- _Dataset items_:
— START —
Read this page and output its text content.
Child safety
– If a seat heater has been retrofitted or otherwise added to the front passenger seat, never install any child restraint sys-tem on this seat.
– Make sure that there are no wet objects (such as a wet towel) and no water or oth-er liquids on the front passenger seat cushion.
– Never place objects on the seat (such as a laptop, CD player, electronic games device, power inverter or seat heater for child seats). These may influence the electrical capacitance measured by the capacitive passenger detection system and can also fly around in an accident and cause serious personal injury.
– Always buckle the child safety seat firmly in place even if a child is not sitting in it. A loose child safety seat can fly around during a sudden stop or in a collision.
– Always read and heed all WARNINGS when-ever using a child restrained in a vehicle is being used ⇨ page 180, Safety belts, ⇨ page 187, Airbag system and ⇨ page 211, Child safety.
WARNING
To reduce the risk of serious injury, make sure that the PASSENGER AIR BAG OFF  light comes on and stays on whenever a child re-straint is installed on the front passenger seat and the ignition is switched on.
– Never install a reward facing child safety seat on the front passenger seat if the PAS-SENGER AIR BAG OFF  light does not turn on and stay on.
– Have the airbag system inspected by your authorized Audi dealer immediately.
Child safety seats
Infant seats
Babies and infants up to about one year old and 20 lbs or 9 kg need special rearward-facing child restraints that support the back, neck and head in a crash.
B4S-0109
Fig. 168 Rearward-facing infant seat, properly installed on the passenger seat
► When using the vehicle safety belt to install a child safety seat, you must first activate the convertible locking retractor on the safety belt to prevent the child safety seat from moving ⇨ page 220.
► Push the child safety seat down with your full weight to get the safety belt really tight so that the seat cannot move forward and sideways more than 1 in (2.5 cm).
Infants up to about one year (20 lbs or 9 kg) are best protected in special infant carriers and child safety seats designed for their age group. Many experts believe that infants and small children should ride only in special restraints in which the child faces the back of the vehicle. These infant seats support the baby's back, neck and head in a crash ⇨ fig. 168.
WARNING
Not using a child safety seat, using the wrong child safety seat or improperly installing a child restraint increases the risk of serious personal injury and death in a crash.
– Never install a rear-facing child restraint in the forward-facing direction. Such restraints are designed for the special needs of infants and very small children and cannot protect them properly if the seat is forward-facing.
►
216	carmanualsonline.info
— END —
- _GIVEN REQUEST_:
Search the data above for lines holding "crash" and copy each of them.

- _EXERCISE ANSWER_:
Babies and infants up to about one year old and 20 lbs or 9 kg need special rearward-facing child restraints that support the back, neck and head in a crash.
Infants up to about one year (20 lbs or 9 kg) are best protected in special infant carriers and child safety seats designed for their age group. Many experts believe that infants and small children should ride only in special restraints in which the child faces the back of the vehicle. These infant seats support the baby's back, neck and head in a crash ⇨ fig. 168.
Not using a child safety seat, using the wrong child safety seat or improperly installing a child restraint increases the risk of serious personal injury and death in a crash.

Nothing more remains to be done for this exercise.